* _Records to use_
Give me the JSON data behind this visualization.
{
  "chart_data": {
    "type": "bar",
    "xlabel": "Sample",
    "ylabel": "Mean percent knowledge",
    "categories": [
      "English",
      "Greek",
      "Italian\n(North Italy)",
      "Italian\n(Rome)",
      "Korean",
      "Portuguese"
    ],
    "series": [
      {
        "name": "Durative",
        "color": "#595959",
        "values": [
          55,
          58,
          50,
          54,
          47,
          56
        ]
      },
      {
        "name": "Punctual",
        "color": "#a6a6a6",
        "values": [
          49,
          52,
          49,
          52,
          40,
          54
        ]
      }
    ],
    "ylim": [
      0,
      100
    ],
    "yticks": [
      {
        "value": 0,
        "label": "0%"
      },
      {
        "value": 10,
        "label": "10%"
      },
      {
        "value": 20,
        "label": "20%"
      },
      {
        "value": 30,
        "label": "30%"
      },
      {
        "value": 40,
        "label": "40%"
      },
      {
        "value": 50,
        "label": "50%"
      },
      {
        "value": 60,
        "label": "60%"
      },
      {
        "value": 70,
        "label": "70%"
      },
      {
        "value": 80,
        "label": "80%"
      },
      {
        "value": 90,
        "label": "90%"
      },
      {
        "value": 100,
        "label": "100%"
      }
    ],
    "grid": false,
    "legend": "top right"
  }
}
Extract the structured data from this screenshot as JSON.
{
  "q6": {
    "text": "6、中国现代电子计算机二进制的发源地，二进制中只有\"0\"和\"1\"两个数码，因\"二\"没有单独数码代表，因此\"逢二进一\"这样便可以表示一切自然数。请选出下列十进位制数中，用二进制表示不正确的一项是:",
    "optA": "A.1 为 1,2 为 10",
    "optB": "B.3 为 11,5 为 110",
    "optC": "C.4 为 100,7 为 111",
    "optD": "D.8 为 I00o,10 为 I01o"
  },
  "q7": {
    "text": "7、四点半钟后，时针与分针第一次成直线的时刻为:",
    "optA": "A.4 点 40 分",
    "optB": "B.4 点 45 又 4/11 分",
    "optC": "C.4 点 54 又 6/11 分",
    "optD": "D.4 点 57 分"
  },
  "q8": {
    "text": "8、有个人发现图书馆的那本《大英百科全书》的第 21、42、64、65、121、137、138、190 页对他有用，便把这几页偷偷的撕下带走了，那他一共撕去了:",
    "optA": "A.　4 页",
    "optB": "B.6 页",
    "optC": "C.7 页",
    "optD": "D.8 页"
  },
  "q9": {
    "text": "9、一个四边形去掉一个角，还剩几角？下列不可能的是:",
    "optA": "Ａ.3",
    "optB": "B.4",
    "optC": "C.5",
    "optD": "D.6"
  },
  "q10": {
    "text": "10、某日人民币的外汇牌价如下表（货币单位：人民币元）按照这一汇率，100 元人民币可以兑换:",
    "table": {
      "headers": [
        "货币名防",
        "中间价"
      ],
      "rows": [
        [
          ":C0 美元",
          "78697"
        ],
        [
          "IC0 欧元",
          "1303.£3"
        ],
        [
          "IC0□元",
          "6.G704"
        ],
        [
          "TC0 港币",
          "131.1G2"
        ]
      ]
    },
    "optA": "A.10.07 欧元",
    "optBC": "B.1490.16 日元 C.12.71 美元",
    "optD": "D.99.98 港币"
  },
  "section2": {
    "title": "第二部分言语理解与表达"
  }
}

* _Exercise goal_
Print the records above in full, exactly.

* _Solution for this task_
Give me the JSON data behind this visualization.
{
  "chart_data": {
    "type": "bar",
    "xlabel": "Sample",
    "ylabel": "Mean percent knowledge",
    "categories": [
      "English",
      "Greek",
      "Italian\n(North Italy)",
      "Italian\n(Rome)",
      "Korean",
      "Portuguese"
    ],
    "series": [
      {
        "name": "Durative",
        "color": "#595959",
        "values": [
          55,
          58,
          50,
          54,
          47,
          56
        ]
      },
      {
        "name": "Punctual",
        "color": "#a6a6a6",
        "values": [
          49,
          52,
          49,
          52,
          40,
          54
        ]
      }
    ],
    "ylim": [
      0,
      100
    ],
    "yticks": [
      {
        "value": 0,
        "label": "0%"
      },
      {
        "value": 10,
        "label": "10%"
      },
      {
        "value": 20,
        "label": "20%"
      },
      {
        "value": 30,
        "label": "30%"
      },
      {
        "value": 40,
        "label": "40%"
      },
      {
        "value": 50,
        "label": "50%"
      },
      {
        "value": 60,
        "label": "60%"
      },
      {
        "value": 70,
        "label": "70%"
      },
      {
        "value": 80,
        "label": "80%"
      },
      {
        "value": 90,
        "label": "90%"
      },
      {
        "value": 100,
        "label": "100%"
      }
    ],
    "grid": false,
    "legend": "top right"
  }
}
Extract the structured data from this screenshot as JSON.
{
  "q6": {
    "text": "6、中国现代电子计算机二进制的发源地，二进制中只有\"0\"和\"1\"两个数码，因\"二\"没有单独数码代表，因此\"逢二进一\"这样便可以表示一切自然数。请选出下列十进位制数中，用二进制表示不正确的一项是:",
    "optA": "A.1 为 1,2 为 10",
    "optB": "B.3 为 11,5 为 110",
    "optC": "C.4 为 100,7 为 111",
    "optD": "D.8 为 I00o,10 为 I01o"
  },
  "q7": {
    "text": "7、四点半钟后，时针与分针第一次成直线的时刻为:",
    "optA": "A.4 点 40 分",
    "optB": "B.4 点 45 又 4/11 分",
    "optC": "C.4 点 54 又 6/11 分",
    "optD": "D.4 点 57 分"
  },
  "q8": {
    "text": "8、有个人发现图书馆的那本《大英百科全书》的第 21、42、64、65、121、137、138、190 页对他有用，便把这几页偷偷的撕下带走了，那他一共撕去了:",
    "optA": "A.　4 页",
    "optB": "B.6 页",
    "optC": "C.7 页",
    "optD": "D.8 页"
  },
  "q9": {
    "text": "9、一个四边形去掉一个角，还剩几角？下列不可能的是:",
    "optA": "Ａ.3",
    "optB": "B.4",
    "optC": "C.5",
    "optD": "D.6"
  },
  "q10": {
    "text": "10、某日人民币的外汇牌价如下表（货币单位：人民币元）按照这一汇率，100 元人民币可以兑换:",
    "table": {
      "headers": [
        "货币名防",
        "中间价"
      ],
      "rows": [
        [
          ":C0 美元",
          "78697"
        ],
        [
          "IC0 欧元",
          "1303.£3"
        ],
        [
          "IC0□元",
          "6.G704"
        ],
        [
          "TC0 港币",
          "131.1G2"
        ]
      ]
    },
    "optA": "A.10.07 欧元",
    "optBC": "B.1490.16 日元 C.12.71 美元",
    "optD": "D.99.98 港币"
  },
  "section2": {
    "title": "第二部分言语理解与表达"
  }
}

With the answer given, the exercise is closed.